* [Given instruction A] Reproduce the passage of the BJJ comments below from "From my experience, BJJ" up to and including "it as self-defense.".
* [Given instruction B] Using the BJJ comments below, decide whether each statement agrees with them. Answer yes or no for each, and quote the deciding words. (i) One commenter is 61 and is not looking to compete. (ii) One commenter holds that fights start on the ground more often than not. (iii) The submission grappling commenter describes it as done with a Gi.
* [Given instruction C] Translate into Spanish this sentence from the BJJ comments below: "A real fight is a bad thing and we don't want to do it, but we're learning to defend ourselves in case it happens."

This was a very informative video. I just started to train in BJJ. The instructors realize that I'm not looking to compete at my age. I'm 61. I just enjoy the exercises, experiences, and the atmosphere. Thank you for sharing this part of your journey. 😁👍
Possibly one of the major premises of bjj is that you don't always get to pick where the fight will happen. "Don't go to the ground, the attacker might have friends!" What if you don't get to choose and they put you on the ground? Wouldn't you want to know how to defend yourself there?
Yes, the point is that you shouldn't immediately go for the most dangerous option. It's like saying you should avoid fighting at all if possible. A real fight is a bad thing and we don't want to do it, but we're learning to defend ourselves in case it happens. Going to the ground is a worst case scenario, but we learn how to deal with that if we need to. They might have friends, they might also have a knife. You might have them in your guard but there could also be broken glass on the ground. Ryron is doing a great thing by showing people to try to disengage with words beforehand.
Disclaimer: I"m not a sport-BJJ hater, it's a great sport. But I ADORE this video, Jesse, because for me it really highlights why I enjoy this martial art so much in the first place (I started training with instructors of U.S. Army Combatives, which was based on Gracie Jiujitsu through Matt Larson); strikes are real and should be dealt with, fights start standing more than not, distance management is critical, mindset and tactical patience is key, etc. It even got me through the door into karate and other martial arts and explore them as a lifestyle. From this humble student, thank you so much for looking at the martial art (as you always do) with an open mind and great follow-through!
@@carlcouture1023The way I like to think of it is if I didn't criticize it that means I don't care enough to hold it to a higher standard. My dad was an engineer and German immigrant in the US army for 20 years he didn't tell me he was in the first Army class to be taught by the Gracies until I was already a teenager and I thought I could take on my old man he made me look like how Renzo is making Jesse look rn, after I turned 20 I joined a gym that happened to offer multiple martial arts classes for free I've been in love ever since. Now I have a family of my own and I'm still always itching to roll but no one in my area has as much enthusiasm about it... Great stress relief though.
Submission grappling is where it’s at. No Gi, and is wrestling, judo, and BJJ. From takedowns all the way to submissions. Both sport and practical/applicable to non-sport.
From my experience, BJJ is absolutely suitable for self-defense. If you just pull guard and concentrate on cool leg locks, of course not. But if you train some wrestling in addition to BJJ, and regularly fight against beginners who fight at 100% and do a lot of random stuff, you can absolutely train it as self-defense.

* [Raw data]
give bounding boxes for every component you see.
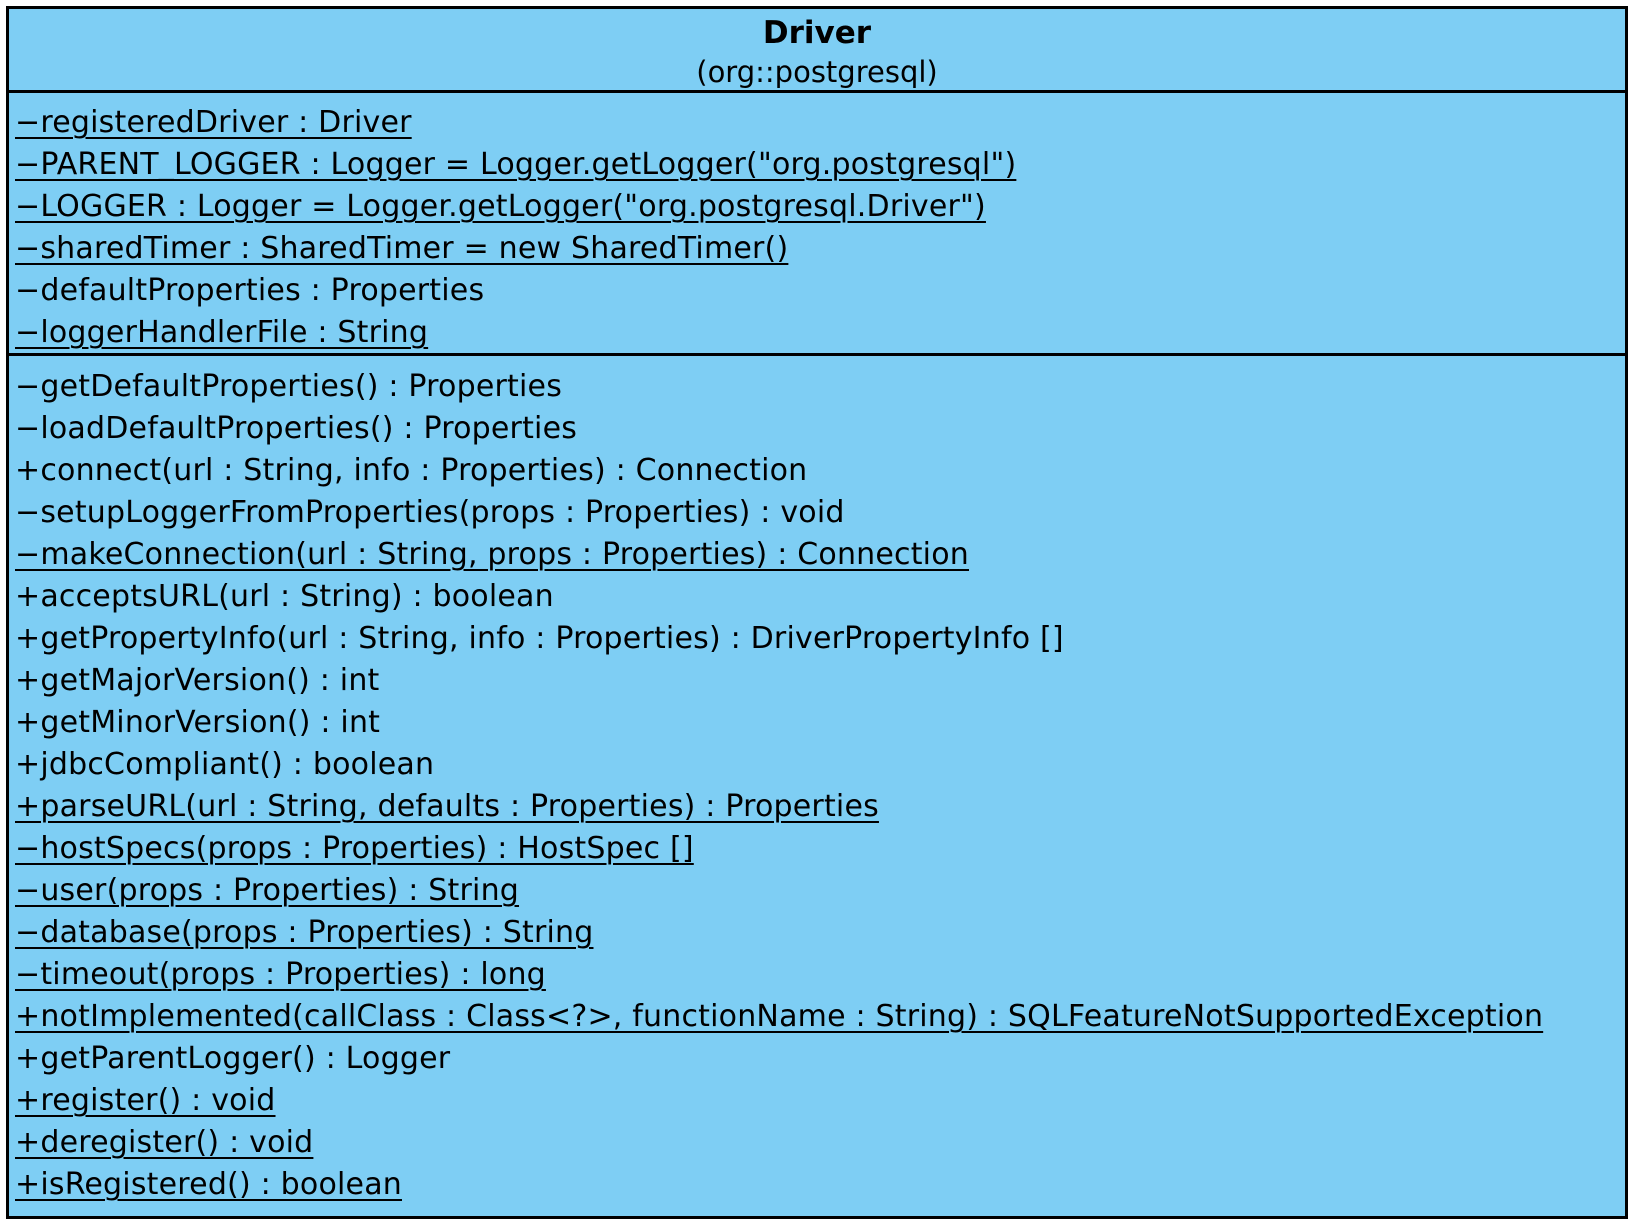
attribute-item: −defaultProperties : Properties <box>15 273 485 308</box>
operations-compartment <box>9 356 1625 1206</box>
operation-item: −setupLoggerFromProperties(props : Properties) : void <box>15 495 845 530</box>
operation-item: +getParentLogger() : Logger <box>15 1041 451 1076</box>
operation-item: +acceptsURL(url : String) : boolean <box>15 579 554 614</box>
operation-item: −loadDefaultProperties() : Properties <box>15 411 578 446</box>
attributes-compartment <box>9 93 1625 356</box>
class-package: (org::postgresql) <box>696 55 938 89</box>
attribute-item: −PARENT_LOGGER : Logger = Logger.getLogger("org.postgresql") <box>15 147 1017 182</box>
operation-item: −hostSpecs(props : Properties) : HostSpec [] <box>15 831 694 866</box>
attribute-item: −LOGGER : Logger = Logger.getLogger("org.postgresql.Driver") <box>15 189 986 224</box>
class-name: Driver <box>762 15 872 51</box>
operation-item: +deregister() : void <box>15 1125 314 1160</box>
operation-item: +parseURL(url : String, defaults : Properties) : Properties <box>15 789 879 824</box>
operation-item: +getPropertyInfo(url : String, info : Properties) : DriverPropertyInfo [] <box>15 621 1064 656</box>
class-header <box>9 9 1625 93</box>
attribute-item: −sharedTimer : SharedTimer = new SharedTimer() <box>15 231 789 266</box>
uml-class-box[interactable] <box>6 6 1628 1219</box>
attribute-item: −registeredDriver : Driver <box>15 105 412 140</box>
operation-item: +getMinorVersion() : int <box>15 705 381 740</box>
operation-item: −user(props : Properties) : String <box>15 873 520 908</box>
operation-item: +getMajorVersion() : int <box>15 663 380 698</box>
operation-item: +jdbcCompliant() : boolean <box>15 747 435 782</box>
operation-item: −database(props : Properties) : String <box>15 915 594 950</box>
operation-item: −getDefaultProperties() : Properties <box>15 369 563 404</box>
operation-item: −timeout(props : Properties) : long <box>15 957 546 992</box>
operation-item: +connect(url : String, info : Properties) : Connection <box>15 453 808 488</box>
operation-item: +isRegistered() : boolean <box>15 1167 402 1202</box>
operation-item: −makeConnection(url : String, props : Properties) : Connection <box>15 537 969 572</box>
operation-item: +notImplemented(callClass : Class<?>, functionName : String) : SQLFeatureNotSupportedException <box>15 999 1544 1034</box>
operation-item: +register() : void <box>15 1083 276 1118</box>
attribute-item: −loggerHandlerFile : String <box>15 315 429 350</box>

* [Complete response A]
From my experience, BJJ is absolutely suitable for self-defense. If you just pull guard and concentrate on cool leg locks, of course not. But if you train some wrestling in addition to BJJ, and regularly fight against beginners who fight at 100% and do a lot of random stuff, you can absolutely train it as self-defense.

* [Complete response B]
(i) Yes: "The instructors realize that I'm not looking to compete at my age. I'm 61."
(ii) No: "fights start standing more than not"
(iii) No: "No Gi"

* [Complete response C] Una pelea real es algo malo y no queremos hacerlo, pero estamos aprendiendo a defendernos por si ocurre.